Problem description –
Each line below must be set down exactly; omit any image you find.

Data entries for graphics –
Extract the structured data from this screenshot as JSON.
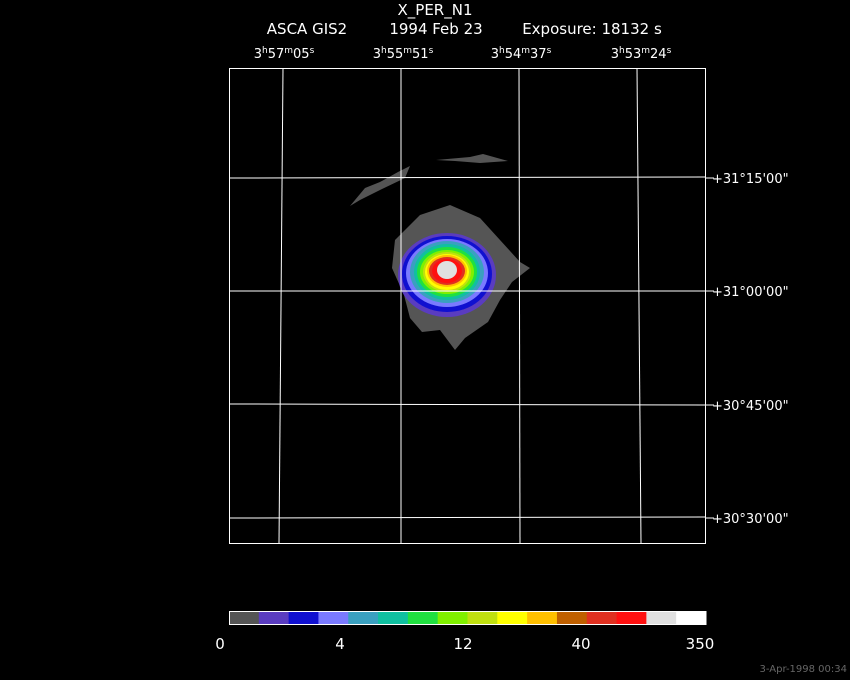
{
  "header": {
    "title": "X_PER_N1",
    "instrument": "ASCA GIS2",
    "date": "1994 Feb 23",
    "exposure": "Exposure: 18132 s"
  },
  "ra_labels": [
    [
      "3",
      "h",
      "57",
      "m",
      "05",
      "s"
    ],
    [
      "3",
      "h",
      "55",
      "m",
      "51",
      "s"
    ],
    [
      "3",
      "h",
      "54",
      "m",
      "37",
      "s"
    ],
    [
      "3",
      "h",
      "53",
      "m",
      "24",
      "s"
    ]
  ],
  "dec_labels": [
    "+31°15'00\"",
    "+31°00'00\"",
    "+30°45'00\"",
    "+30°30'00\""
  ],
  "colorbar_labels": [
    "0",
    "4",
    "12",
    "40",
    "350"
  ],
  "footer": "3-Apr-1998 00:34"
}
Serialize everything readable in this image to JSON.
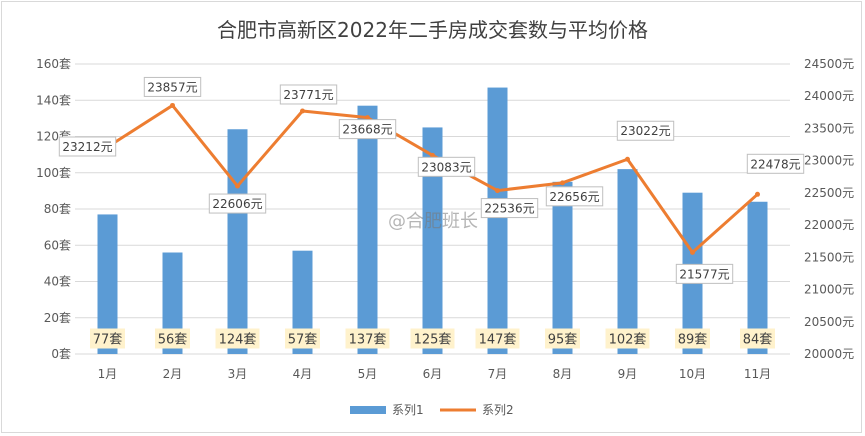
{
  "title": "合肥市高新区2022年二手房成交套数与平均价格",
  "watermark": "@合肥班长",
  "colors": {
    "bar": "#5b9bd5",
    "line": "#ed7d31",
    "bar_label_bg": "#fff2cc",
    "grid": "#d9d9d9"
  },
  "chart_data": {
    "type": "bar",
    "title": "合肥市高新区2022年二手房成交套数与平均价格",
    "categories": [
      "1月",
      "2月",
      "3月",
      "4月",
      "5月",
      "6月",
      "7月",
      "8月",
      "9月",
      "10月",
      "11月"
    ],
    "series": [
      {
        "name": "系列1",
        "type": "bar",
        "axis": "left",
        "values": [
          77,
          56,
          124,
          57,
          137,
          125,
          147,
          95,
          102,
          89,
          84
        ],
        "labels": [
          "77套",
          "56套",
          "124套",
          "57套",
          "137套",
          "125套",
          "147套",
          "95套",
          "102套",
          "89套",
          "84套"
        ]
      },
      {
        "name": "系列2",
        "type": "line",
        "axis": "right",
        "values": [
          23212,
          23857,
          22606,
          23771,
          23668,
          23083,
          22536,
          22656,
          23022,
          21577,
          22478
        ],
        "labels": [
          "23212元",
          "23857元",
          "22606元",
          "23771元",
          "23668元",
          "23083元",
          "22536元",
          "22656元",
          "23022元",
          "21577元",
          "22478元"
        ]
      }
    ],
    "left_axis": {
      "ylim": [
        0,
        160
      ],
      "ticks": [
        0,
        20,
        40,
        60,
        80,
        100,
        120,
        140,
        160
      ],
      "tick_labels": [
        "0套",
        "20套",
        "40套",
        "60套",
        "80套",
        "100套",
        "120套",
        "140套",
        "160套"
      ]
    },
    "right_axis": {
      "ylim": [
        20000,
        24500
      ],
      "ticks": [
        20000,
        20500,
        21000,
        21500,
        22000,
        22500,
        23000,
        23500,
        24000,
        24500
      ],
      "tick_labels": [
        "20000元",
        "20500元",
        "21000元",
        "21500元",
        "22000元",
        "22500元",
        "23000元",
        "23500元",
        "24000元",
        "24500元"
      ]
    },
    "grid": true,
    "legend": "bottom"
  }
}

Exercise output –
Extract the structured data from this screenshot as JSON.
{
  "header": {
    "title": "X_PER_N1",
    "instrument": "ASCA GIS2",
    "date": "1994 Feb 23",
    "exposure": "Exposure: 18132 s"
  },
  "ra_labels": [
    [
      "3",
      "h",
      "57",
      "m",
      "05",
      "s"
    ],
    [
      "3",
      "h",
      "55",
      "m",
      "51",
      "s"
    ],
    [
      "3",
      "h",
      "54",
      "m",
      "37",
      "s"
    ],
    [
      "3",
      "h",
      "53",
      "m",
      "24",
      "s"
    ]
  ],
  "dec_labels": [
    "+31°15'00\"",
    "+31°00'00\"",
    "+30°45'00\"",
    "+30°30'00\""
  ],
  "colorbar_labels": [
    "0",
    "4",
    "12",
    "40",
    "350"
  ],
  "footer": "3-Apr-1998 00:34"
}
Serialize everything readable in this image to JSON.
{
  "title": "合肥市高新区2022年二手房成交套数与平均价格",
  "watermark": "@合肥班长",
  "colors": {
    "bar": "#5b9bd5",
    "line": "#ed7d31",
    "bar_label_bg": "#fff2cc",
    "grid": "#d9d9d9"
  },
  "chart_data": {
    "type": "bar",
    "title": "合肥市高新区2022年二手房成交套数与平均价格",
    "categories": [
      "1月",
      "2月",
      "3月",
      "4月",
      "5月",
      "6月",
      "7月",
      "8月",
      "9月",
      "10月",
      "11月"
    ],
    "series": [
      {
        "name": "系列1",
        "type": "bar",
        "axis": "left",
        "values": [
          77,
          56,
          124,
          57,
          137,
          125,
          147,
          95,
          102,
          89,
          84
        ],
        "labels": [
          "77套",
          "56套",
          "124套",
          "57套",
          "137套",
          "125套",
          "147套",
          "95套",
          "102套",
          "89套",
          "84套"
        ]
      },
      {
        "name": "系列2",
        "type": "line",
        "axis": "right",
        "values": [
          23212,
          23857,
          22606,
          23771,
          23668,
          23083,
          22536,
          22656,
          23022,
          21577,
          22478
        ],
        "labels": [
          "23212元",
          "23857元",
          "22606元",
          "23771元",
          "23668元",
          "23083元",
          "22536元",
          "22656元",
          "23022元",
          "21577元",
          "22478元"
        ]
      }
    ],
    "left_axis": {
      "ylim": [
        0,
        160
      ],
      "ticks": [
        0,
        20,
        40,
        60,
        80,
        100,
        120,
        140,
        160
      ],
      "tick_labels": [
        "0套",
        "20套",
        "40套",
        "60套",
        "80套",
        "100套",
        "120套",
        "140套",
        "160套"
      ]
    },
    "right_axis": {
      "ylim": [
        20000,
        24500
      ],
      "ticks": [
        20000,
        20500,
        21000,
        21500,
        22000,
        22500,
        23000,
        23500,
        24000,
        24500
      ],
      "tick_labels": [
        "20000元",
        "20500元",
        "21000元",
        "21500元",
        "22000元",
        "22500元",
        "23000元",
        "23500元",
        "24000元",
        "24500元"
      ]
    },
    "grid": true,
    "legend": "bottom"
  }
}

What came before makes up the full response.